THE RECORDS:
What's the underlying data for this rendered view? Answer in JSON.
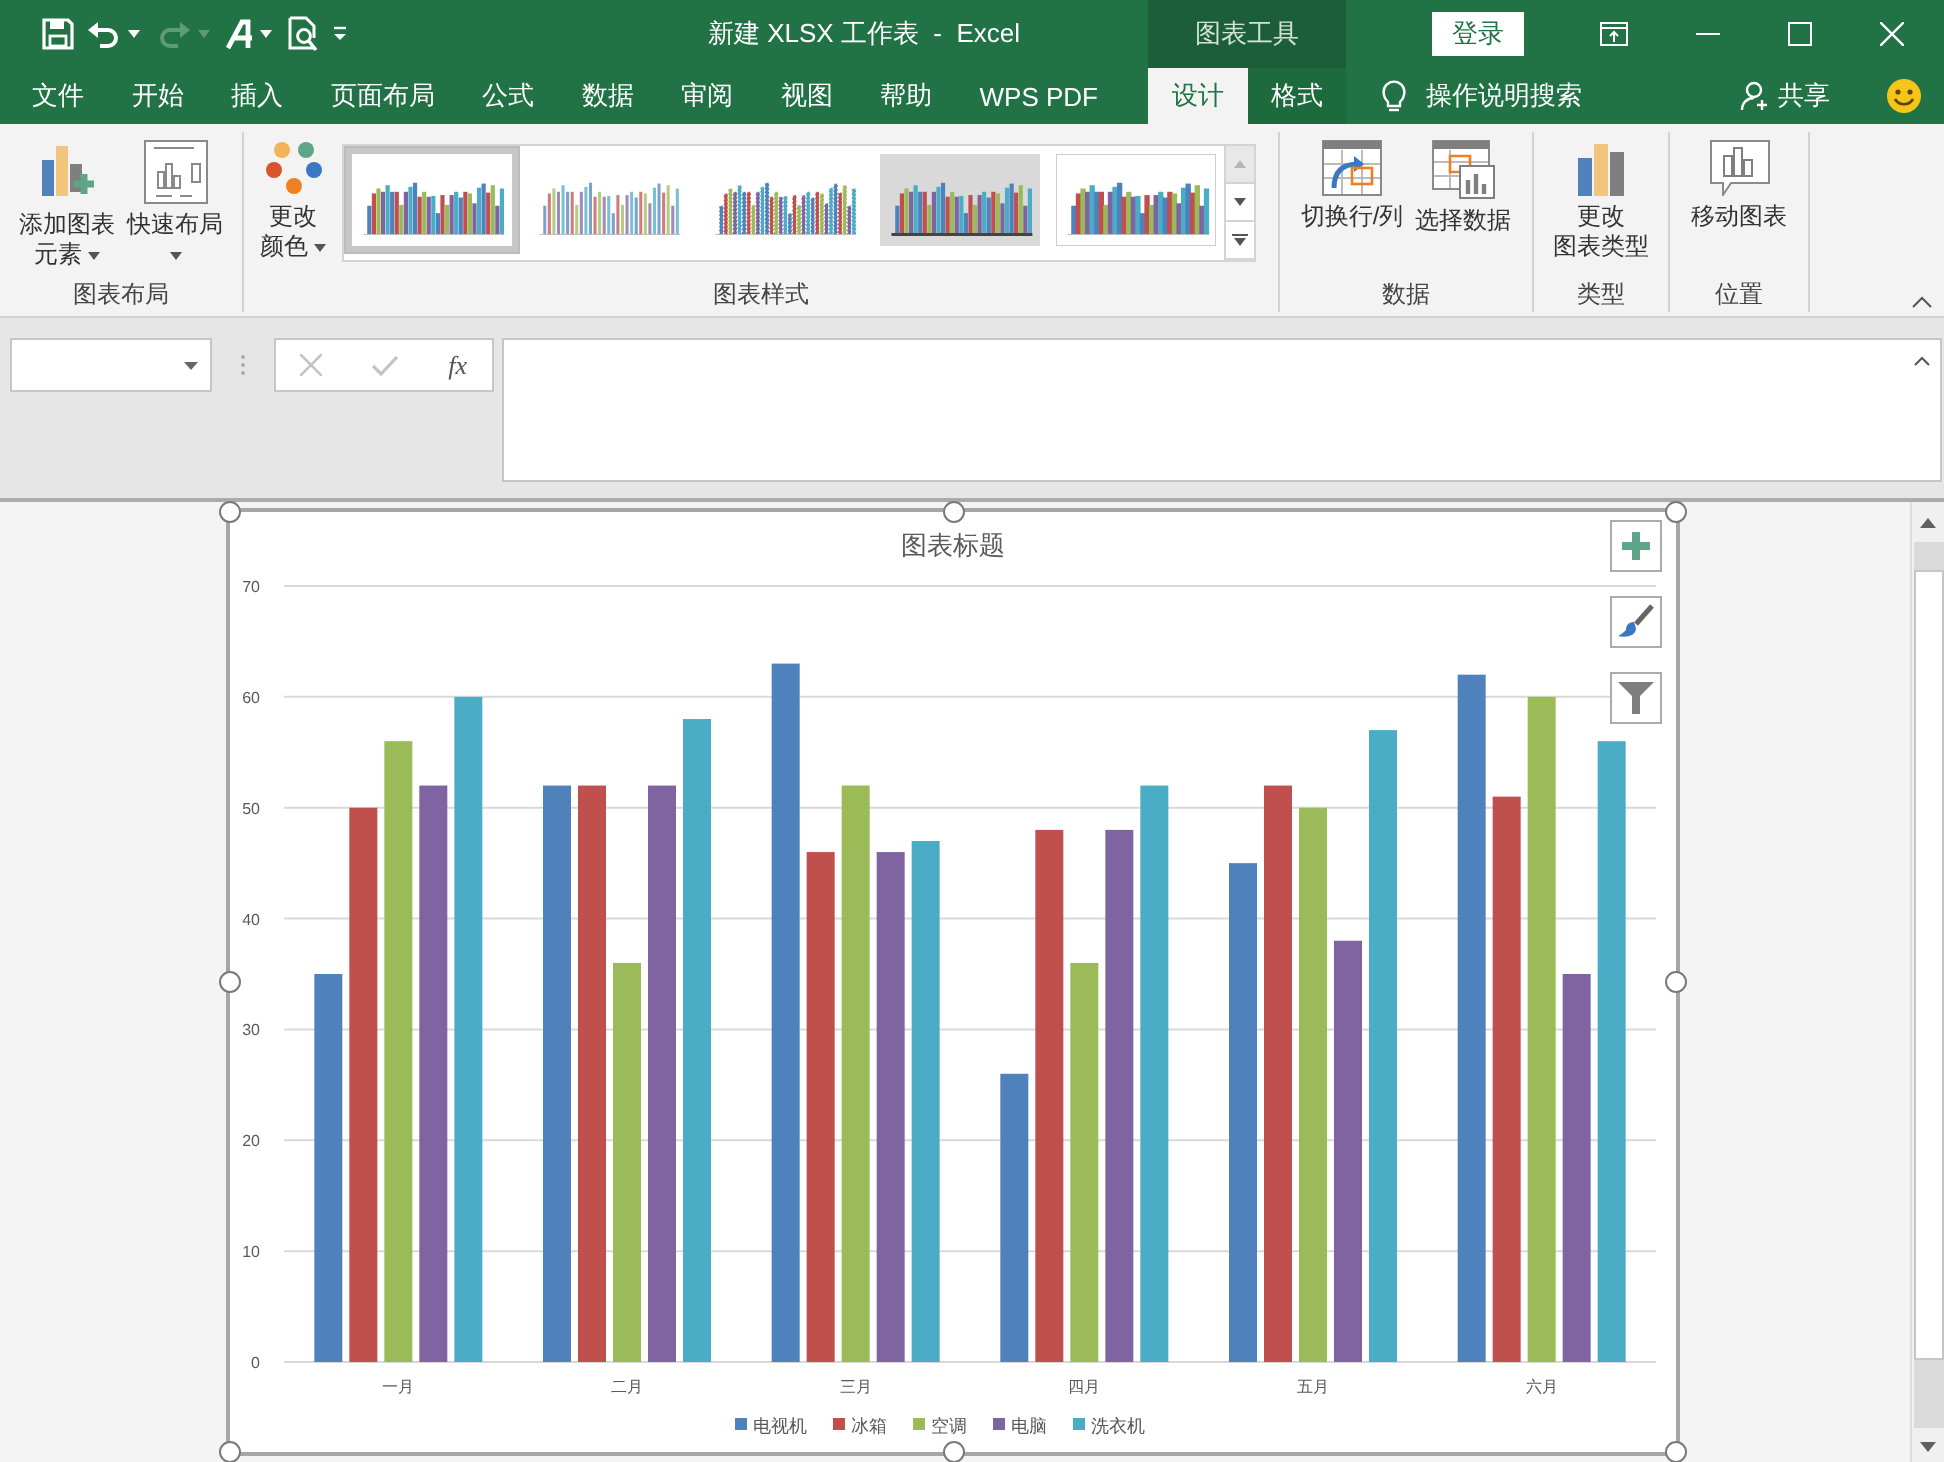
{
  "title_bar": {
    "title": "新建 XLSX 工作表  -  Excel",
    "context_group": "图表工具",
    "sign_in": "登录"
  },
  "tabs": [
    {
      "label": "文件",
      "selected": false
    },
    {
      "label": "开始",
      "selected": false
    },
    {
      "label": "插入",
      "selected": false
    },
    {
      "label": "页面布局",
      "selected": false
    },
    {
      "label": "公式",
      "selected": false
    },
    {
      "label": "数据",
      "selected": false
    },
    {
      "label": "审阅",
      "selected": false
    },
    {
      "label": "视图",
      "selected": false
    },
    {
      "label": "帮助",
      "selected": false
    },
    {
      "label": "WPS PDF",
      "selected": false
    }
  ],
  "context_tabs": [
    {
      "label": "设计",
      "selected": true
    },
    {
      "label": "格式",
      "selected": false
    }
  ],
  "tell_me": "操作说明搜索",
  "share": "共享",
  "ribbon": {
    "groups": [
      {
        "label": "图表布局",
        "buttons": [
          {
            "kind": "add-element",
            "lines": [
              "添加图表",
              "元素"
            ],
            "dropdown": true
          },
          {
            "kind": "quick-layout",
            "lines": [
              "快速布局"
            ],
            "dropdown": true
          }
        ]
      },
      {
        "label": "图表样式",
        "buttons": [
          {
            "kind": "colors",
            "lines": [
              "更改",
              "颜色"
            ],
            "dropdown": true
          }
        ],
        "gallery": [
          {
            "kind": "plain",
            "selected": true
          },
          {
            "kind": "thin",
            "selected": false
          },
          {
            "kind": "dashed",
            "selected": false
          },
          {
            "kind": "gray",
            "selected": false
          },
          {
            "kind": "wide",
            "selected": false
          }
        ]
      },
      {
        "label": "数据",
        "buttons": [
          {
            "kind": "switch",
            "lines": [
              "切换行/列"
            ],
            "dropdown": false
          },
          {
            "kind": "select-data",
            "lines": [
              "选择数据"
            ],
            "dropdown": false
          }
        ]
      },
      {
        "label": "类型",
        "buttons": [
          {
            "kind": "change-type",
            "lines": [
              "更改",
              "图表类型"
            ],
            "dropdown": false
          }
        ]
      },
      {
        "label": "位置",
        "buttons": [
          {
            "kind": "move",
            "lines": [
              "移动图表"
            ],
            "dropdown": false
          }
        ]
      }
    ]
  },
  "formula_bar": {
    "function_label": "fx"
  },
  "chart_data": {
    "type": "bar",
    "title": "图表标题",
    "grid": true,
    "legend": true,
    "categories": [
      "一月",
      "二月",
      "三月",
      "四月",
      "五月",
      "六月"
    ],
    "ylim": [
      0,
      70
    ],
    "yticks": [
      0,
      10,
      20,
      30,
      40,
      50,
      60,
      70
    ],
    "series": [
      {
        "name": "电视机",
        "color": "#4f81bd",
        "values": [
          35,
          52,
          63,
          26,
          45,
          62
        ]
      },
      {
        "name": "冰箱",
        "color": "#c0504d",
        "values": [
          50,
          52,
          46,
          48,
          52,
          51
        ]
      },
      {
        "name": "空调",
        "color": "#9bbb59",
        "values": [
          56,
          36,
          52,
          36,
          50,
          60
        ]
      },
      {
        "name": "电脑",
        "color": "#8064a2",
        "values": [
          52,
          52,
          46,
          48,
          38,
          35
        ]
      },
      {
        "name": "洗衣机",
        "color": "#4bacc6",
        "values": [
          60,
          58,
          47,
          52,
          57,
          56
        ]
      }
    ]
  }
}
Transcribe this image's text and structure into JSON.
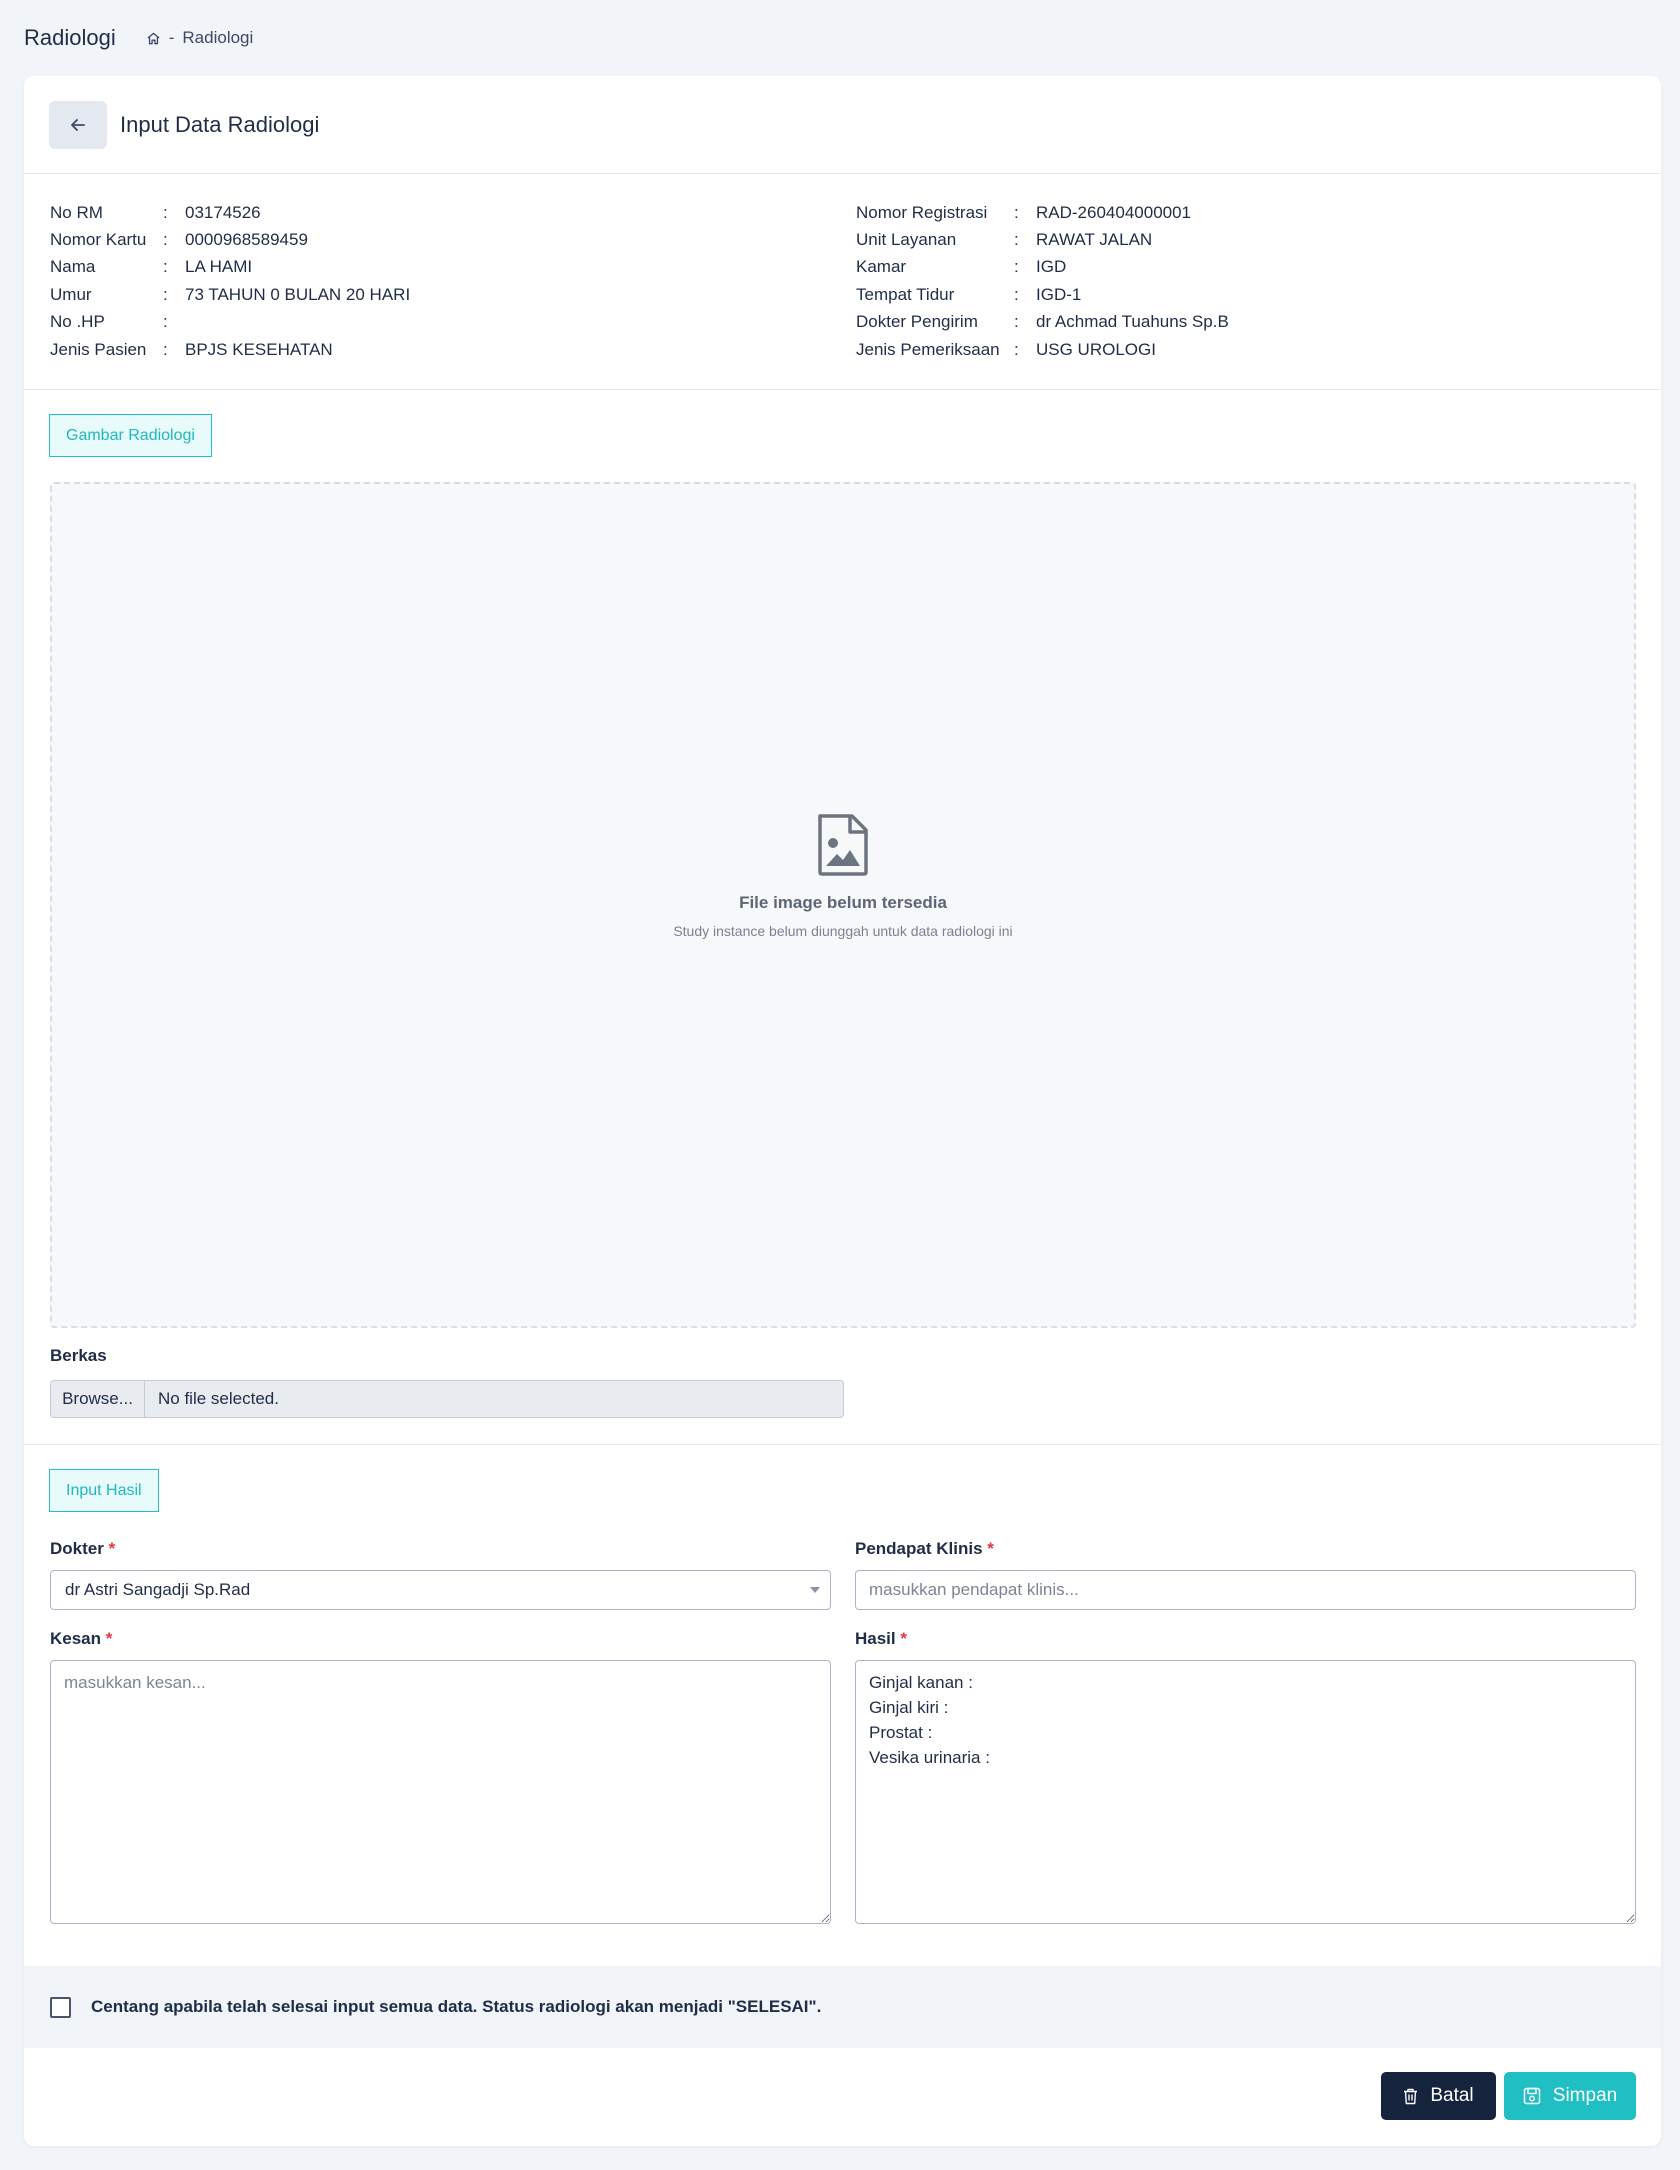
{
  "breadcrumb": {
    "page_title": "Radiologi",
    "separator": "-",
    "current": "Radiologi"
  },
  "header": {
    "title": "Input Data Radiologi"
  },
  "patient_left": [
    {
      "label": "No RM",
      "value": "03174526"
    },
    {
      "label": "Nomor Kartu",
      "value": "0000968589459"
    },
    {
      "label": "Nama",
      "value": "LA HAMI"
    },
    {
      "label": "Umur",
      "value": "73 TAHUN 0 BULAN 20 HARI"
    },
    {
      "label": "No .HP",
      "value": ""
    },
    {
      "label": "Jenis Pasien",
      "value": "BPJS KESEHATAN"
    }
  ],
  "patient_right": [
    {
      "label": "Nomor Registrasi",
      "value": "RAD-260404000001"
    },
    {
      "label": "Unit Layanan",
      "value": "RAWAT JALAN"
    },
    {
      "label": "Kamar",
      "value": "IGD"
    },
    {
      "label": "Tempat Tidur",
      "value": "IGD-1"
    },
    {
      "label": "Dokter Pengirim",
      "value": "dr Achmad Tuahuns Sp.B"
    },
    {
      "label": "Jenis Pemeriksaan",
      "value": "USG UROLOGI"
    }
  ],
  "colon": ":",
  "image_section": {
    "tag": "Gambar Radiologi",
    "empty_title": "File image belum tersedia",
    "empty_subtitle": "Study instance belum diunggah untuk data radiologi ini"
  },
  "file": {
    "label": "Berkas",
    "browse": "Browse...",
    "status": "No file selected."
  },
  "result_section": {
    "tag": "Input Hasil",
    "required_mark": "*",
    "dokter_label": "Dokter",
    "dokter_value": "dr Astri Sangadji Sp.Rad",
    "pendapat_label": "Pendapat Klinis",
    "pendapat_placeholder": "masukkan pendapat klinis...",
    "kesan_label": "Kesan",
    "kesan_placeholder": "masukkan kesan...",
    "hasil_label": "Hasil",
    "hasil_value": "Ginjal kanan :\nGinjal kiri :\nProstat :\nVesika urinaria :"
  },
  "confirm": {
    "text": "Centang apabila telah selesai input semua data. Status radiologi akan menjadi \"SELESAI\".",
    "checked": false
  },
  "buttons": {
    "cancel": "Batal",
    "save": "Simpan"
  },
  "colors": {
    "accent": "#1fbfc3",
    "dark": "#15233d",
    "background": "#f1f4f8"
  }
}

EXERCISE DETAILS:
Transcribe the listing in full. Omit the pictures and keep every line exact.

RESPONSE TO THE EXERCISE:
What's the underlying data for this rendered view? Answer in JSON.
{
  "title_bar": {
    "title": "新建 XLSX 工作表  -  Excel",
    "context_group": "图表工具",
    "sign_in": "登录"
  },
  "tabs": [
    {
      "label": "文件",
      "selected": false
    },
    {
      "label": "开始",
      "selected": false
    },
    {
      "label": "插入",
      "selected": false
    },
    {
      "label": "页面布局",
      "selected": false
    },
    {
      "label": "公式",
      "selected": false
    },
    {
      "label": "数据",
      "selected": false
    },
    {
      "label": "审阅",
      "selected": false
    },
    {
      "label": "视图",
      "selected": false
    },
    {
      "label": "帮助",
      "selected": false
    },
    {
      "label": "WPS PDF",
      "selected": false
    }
  ],
  "context_tabs": [
    {
      "label": "设计",
      "selected": true
    },
    {
      "label": "格式",
      "selected": false
    }
  ],
  "tell_me": "操作说明搜索",
  "share": "共享",
  "ribbon": {
    "groups": [
      {
        "label": "图表布局",
        "buttons": [
          {
            "kind": "add-element",
            "lines": [
              "添加图表",
              "元素"
            ],
            "dropdown": true
          },
          {
            "kind": "quick-layout",
            "lines": [
              "快速布局"
            ],
            "dropdown": true
          }
        ]
      },
      {
        "label": "图表样式",
        "buttons": [
          {
            "kind": "colors",
            "lines": [
              "更改",
              "颜色"
            ],
            "dropdown": true
          }
        ],
        "gallery": [
          {
            "kind": "plain",
            "selected": true
          },
          {
            "kind": "thin",
            "selected": false
          },
          {
            "kind": "dashed",
            "selected": false
          },
          {
            "kind": "gray",
            "selected": false
          },
          {
            "kind": "wide",
            "selected": false
          }
        ]
      },
      {
        "label": "数据",
        "buttons": [
          {
            "kind": "switch",
            "lines": [
              "切换行/列"
            ],
            "dropdown": false
          },
          {
            "kind": "select-data",
            "lines": [
              "选择数据"
            ],
            "dropdown": false
          }
        ]
      },
      {
        "label": "类型",
        "buttons": [
          {
            "kind": "change-type",
            "lines": [
              "更改",
              "图表类型"
            ],
            "dropdown": false
          }
        ]
      },
      {
        "label": "位置",
        "buttons": [
          {
            "kind": "move",
            "lines": [
              "移动图表"
            ],
            "dropdown": false
          }
        ]
      }
    ]
  },
  "formula_bar": {
    "function_label": "fx"
  },
  "chart_data": {
    "type": "bar",
    "title": "图表标题",
    "grid": true,
    "legend": true,
    "categories": [
      "一月",
      "二月",
      "三月",
      "四月",
      "五月",
      "六月"
    ],
    "ylim": [
      0,
      70
    ],
    "yticks": [
      0,
      10,
      20,
      30,
      40,
      50,
      60,
      70
    ],
    "series": [
      {
        "name": "电视机",
        "color": "#4f81bd",
        "values": [
          35,
          52,
          63,
          26,
          45,
          62
        ]
      },
      {
        "name": "冰箱",
        "color": "#c0504d",
        "values": [
          50,
          52,
          46,
          48,
          52,
          51
        ]
      },
      {
        "name": "空调",
        "color": "#9bbb59",
        "values": [
          56,
          36,
          52,
          36,
          50,
          60
        ]
      },
      {
        "name": "电脑",
        "color": "#8064a2",
        "values": [
          52,
          52,
          46,
          48,
          38,
          35
        ]
      },
      {
        "name": "洗衣机",
        "color": "#4bacc6",
        "values": [
          60,
          58,
          47,
          52,
          57,
          56
        ]
      }
    ]
  }
}
Transcribe this image's text and structure into JSON.
{
  "breadcrumb": {
    "page_title": "Radiologi",
    "separator": "-",
    "current": "Radiologi"
  },
  "header": {
    "title": "Input Data Radiologi"
  },
  "patient_left": [
    {
      "label": "No RM",
      "value": "03174526"
    },
    {
      "label": "Nomor Kartu",
      "value": "0000968589459"
    },
    {
      "label": "Nama",
      "value": "LA HAMI"
    },
    {
      "label": "Umur",
      "value": "73 TAHUN 0 BULAN 20 HARI"
    },
    {
      "label": "No .HP",
      "value": ""
    },
    {
      "label": "Jenis Pasien",
      "value": "BPJS KESEHATAN"
    }
  ],
  "patient_right": [
    {
      "label": "Nomor Registrasi",
      "value": "RAD-260404000001"
    },
    {
      "label": "Unit Layanan",
      "value": "RAWAT JALAN"
    },
    {
      "label": "Kamar",
      "value": "IGD"
    },
    {
      "label": "Tempat Tidur",
      "value": "IGD-1"
    },
    {
      "label": "Dokter Pengirim",
      "value": "dr Achmad Tuahuns Sp.B"
    },
    {
      "label": "Jenis Pemeriksaan",
      "value": "USG UROLOGI"
    }
  ],
  "colon": ":",
  "image_section": {
    "tag": "Gambar Radiologi",
    "empty_title": "File image belum tersedia",
    "empty_subtitle": "Study instance belum diunggah untuk data radiologi ini"
  },
  "file": {
    "label": "Berkas",
    "browse": "Browse...",
    "status": "No file selected."
  },
  "result_section": {
    "tag": "Input Hasil",
    "required_mark": "*",
    "dokter_label": "Dokter",
    "dokter_value": "dr Astri Sangadji Sp.Rad",
    "pendapat_label": "Pendapat Klinis",
    "pendapat_placeholder": "masukkan pendapat klinis...",
    "kesan_label": "Kesan",
    "kesan_placeholder": "masukkan kesan...",
    "hasil_label": "Hasil",
    "hasil_value": "Ginjal kanan :\nGinjal kiri :\nProstat :\nVesika urinaria :"
  },
  "confirm": {
    "text": "Centang apabila telah selesai input semua data. Status radiologi akan menjadi \"SELESAI\".",
    "checked": false
  },
  "buttons": {
    "cancel": "Batal",
    "save": "Simpan"
  },
  "colors": {
    "accent": "#1fbfc3",
    "dark": "#15233d",
    "background": "#f1f4f8"
  }
}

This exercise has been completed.